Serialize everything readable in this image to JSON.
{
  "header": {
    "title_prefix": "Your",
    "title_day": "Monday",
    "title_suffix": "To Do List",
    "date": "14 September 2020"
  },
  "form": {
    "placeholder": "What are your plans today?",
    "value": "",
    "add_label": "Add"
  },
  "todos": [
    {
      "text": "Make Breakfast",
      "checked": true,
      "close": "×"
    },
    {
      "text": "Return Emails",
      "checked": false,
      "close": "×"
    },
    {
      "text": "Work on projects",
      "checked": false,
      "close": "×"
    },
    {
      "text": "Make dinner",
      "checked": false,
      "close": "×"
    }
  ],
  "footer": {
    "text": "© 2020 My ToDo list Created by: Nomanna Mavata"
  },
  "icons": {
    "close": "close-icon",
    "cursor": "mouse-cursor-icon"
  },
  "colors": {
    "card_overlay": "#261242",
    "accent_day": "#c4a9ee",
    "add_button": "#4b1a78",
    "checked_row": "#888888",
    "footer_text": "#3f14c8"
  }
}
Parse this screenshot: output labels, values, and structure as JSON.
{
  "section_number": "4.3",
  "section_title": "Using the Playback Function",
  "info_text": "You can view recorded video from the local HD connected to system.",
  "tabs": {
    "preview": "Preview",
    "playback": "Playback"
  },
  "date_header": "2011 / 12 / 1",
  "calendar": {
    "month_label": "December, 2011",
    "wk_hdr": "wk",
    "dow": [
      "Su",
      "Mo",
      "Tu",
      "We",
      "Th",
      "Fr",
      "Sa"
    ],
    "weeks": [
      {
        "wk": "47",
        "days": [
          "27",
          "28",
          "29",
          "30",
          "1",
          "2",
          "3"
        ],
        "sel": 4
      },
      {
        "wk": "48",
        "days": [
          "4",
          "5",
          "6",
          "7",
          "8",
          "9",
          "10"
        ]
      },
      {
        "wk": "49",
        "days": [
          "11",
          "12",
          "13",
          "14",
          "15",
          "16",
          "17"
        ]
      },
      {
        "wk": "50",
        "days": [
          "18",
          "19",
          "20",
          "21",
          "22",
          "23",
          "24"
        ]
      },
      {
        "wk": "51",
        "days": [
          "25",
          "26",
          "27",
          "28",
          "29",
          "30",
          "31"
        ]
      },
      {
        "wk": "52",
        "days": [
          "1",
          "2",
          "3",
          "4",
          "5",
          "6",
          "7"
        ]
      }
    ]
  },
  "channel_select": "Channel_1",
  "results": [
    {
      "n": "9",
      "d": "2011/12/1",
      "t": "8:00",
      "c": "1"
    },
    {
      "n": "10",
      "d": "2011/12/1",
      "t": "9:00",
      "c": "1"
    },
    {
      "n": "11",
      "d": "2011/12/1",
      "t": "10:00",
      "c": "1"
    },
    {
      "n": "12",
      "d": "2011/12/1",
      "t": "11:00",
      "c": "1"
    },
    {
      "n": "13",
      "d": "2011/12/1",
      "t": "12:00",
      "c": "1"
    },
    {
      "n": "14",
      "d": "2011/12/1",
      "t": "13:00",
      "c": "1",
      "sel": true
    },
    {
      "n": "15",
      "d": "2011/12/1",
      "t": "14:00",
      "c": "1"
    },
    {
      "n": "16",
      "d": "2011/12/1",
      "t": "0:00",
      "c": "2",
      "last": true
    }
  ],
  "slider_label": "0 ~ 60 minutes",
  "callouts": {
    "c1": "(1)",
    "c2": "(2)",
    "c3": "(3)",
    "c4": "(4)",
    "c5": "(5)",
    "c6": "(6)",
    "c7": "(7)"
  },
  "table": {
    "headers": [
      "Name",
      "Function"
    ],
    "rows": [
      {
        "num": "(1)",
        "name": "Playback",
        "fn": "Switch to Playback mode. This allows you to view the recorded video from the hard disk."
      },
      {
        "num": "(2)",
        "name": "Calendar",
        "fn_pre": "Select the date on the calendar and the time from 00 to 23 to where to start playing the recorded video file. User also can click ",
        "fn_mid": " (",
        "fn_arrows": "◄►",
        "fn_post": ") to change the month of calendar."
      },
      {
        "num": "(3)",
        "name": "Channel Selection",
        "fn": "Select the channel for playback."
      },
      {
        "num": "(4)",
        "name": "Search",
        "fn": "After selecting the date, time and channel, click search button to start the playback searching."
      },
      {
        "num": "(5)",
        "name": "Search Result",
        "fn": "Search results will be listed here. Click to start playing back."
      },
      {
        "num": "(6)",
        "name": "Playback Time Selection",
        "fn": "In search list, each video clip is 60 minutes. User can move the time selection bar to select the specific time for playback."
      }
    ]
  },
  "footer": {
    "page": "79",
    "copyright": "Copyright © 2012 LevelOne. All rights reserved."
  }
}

==================================================

• Exercise objective:
Take the entries above and transcribe them in full.

• Final answer:
Serialize everything readable in this image to JSON.
{
  "header": {
    "title_prefix": "Your",
    "title_day": "Monday",
    "title_suffix": "To Do List",
    "date": "14 September 2020"
  },
  "form": {
    "placeholder": "What are your plans today?",
    "value": "",
    "add_label": "Add"
  },
  "todos": [
    {
      "text": "Make Breakfast",
      "checked": true,
      "close": "×"
    },
    {
      "text": "Return Emails",
      "checked": false,
      "close": "×"
    },
    {
      "text": "Work on projects",
      "checked": false,
      "close": "×"
    },
    {
      "text": "Make dinner",
      "checked": false,
      "close": "×"
    }
  ],
  "footer": {
    "text": "© 2020 My ToDo list Created by: Nomanna Mavata"
  },
  "icons": {
    "close": "close-icon",
    "cursor": "mouse-cursor-icon"
  },
  "colors": {
    "card_overlay": "#261242",
    "accent_day": "#c4a9ee",
    "add_button": "#4b1a78",
    "checked_row": "#888888",
    "footer_text": "#3f14c8"
  }
}
Parse this screenshot: output labels, values, and structure as JSON.
{
  "section_number": "4.3",
  "section_title": "Using the Playback Function",
  "info_text": "You can view recorded video from the local HD connected to system.",
  "tabs": {
    "preview": "Preview",
    "playback": "Playback"
  },
  "date_header": "2011 / 12 / 1",
  "calendar": {
    "month_label": "December, 2011",
    "wk_hdr": "wk",
    "dow": [
      "Su",
      "Mo",
      "Tu",
      "We",
      "Th",
      "Fr",
      "Sa"
    ],
    "weeks": [
      {
        "wk": "47",
        "days": [
          "27",
          "28",
          "29",
          "30",
          "1",
          "2",
          "3"
        ],
        "sel": 4
      },
      {
        "wk": "48",
        "days": [
          "4",
          "5",
          "6",
          "7",
          "8",
          "9",
          "10"
        ]
      },
      {
        "wk": "49",
        "days": [
          "11",
          "12",
          "13",
          "14",
          "15",
          "16",
          "17"
        ]
      },
      {
        "wk": "50",
        "days": [
          "18",
          "19",
          "20",
          "21",
          "22",
          "23",
          "24"
        ]
      },
      {
        "wk": "51",
        "days": [
          "25",
          "26",
          "27",
          "28",
          "29",
          "30",
          "31"
        ]
      },
      {
        "wk": "52",
        "days": [
          "1",
          "2",
          "3",
          "4",
          "5",
          "6",
          "7"
        ]
      }
    ]
  },
  "channel_select": "Channel_1",
  "results": [
    {
      "n": "9",
      "d": "2011/12/1",
      "t": "8:00",
      "c": "1"
    },
    {
      "n": "10",
      "d": "2011/12/1",
      "t": "9:00",
      "c": "1"
    },
    {
      "n": "11",
      "d": "2011/12/1",
      "t": "10:00",
      "c": "1"
    },
    {
      "n": "12",
      "d": "2011/12/1",
      "t": "11:00",
      "c": "1"
    },
    {
      "n": "13",
      "d": "2011/12/1",
      "t": "12:00",
      "c": "1"
    },
    {
      "n": "14",
      "d": "2011/12/1",
      "t": "13:00",
      "c": "1",
      "sel": true
    },
    {
      "n": "15",
      "d": "2011/12/1",
      "t": "14:00",
      "c": "1"
    },
    {
      "n": "16",
      "d": "2011/12/1",
      "t": "0:00",
      "c": "2",
      "last": true
    }
  ],
  "slider_label": "0 ~ 60 minutes",
  "callouts": {
    "c1": "(1)",
    "c2": "(2)",
    "c3": "(3)",
    "c4": "(4)",
    "c5": "(5)",
    "c6": "(6)",
    "c7": "(7)"
  },
  "table": {
    "headers": [
      "Name",
      "Function"
    ],
    "rows": [
      {
        "num": "(1)",
        "name": "Playback",
        "fn": "Switch to Playback mode. This allows you to view the recorded video from the hard disk."
      },
      {
        "num": "(2)",
        "name": "Calendar",
        "fn_pre": "Select the date on the calendar and the time from 00 to 23 to where to start playing the recorded video file. User also can click ",
        "fn_mid": " (",
        "fn_arrows": "◄►",
        "fn_post": ") to change the month of calendar."
      },
      {
        "num": "(3)",
        "name": "Channel Selection",
        "fn": "Select the channel for playback."
      },
      {
        "num": "(4)",
        "name": "Search",
        "fn": "After selecting the date, time and channel, click search button to start the playback searching."
      },
      {
        "num": "(5)",
        "name": "Search Result",
        "fn": "Search results will be listed here. Click to start playing back."
      },
      {
        "num": "(6)",
        "name": "Playback Time Selection",
        "fn": "In search list, each video clip is 60 minutes. User can move the time selection bar to select the specific time for playback."
      }
    ]
  },
  "footer": {
    "page": "79",
    "copyright": "Copyright © 2012 LevelOne. All rights reserved."
  }
}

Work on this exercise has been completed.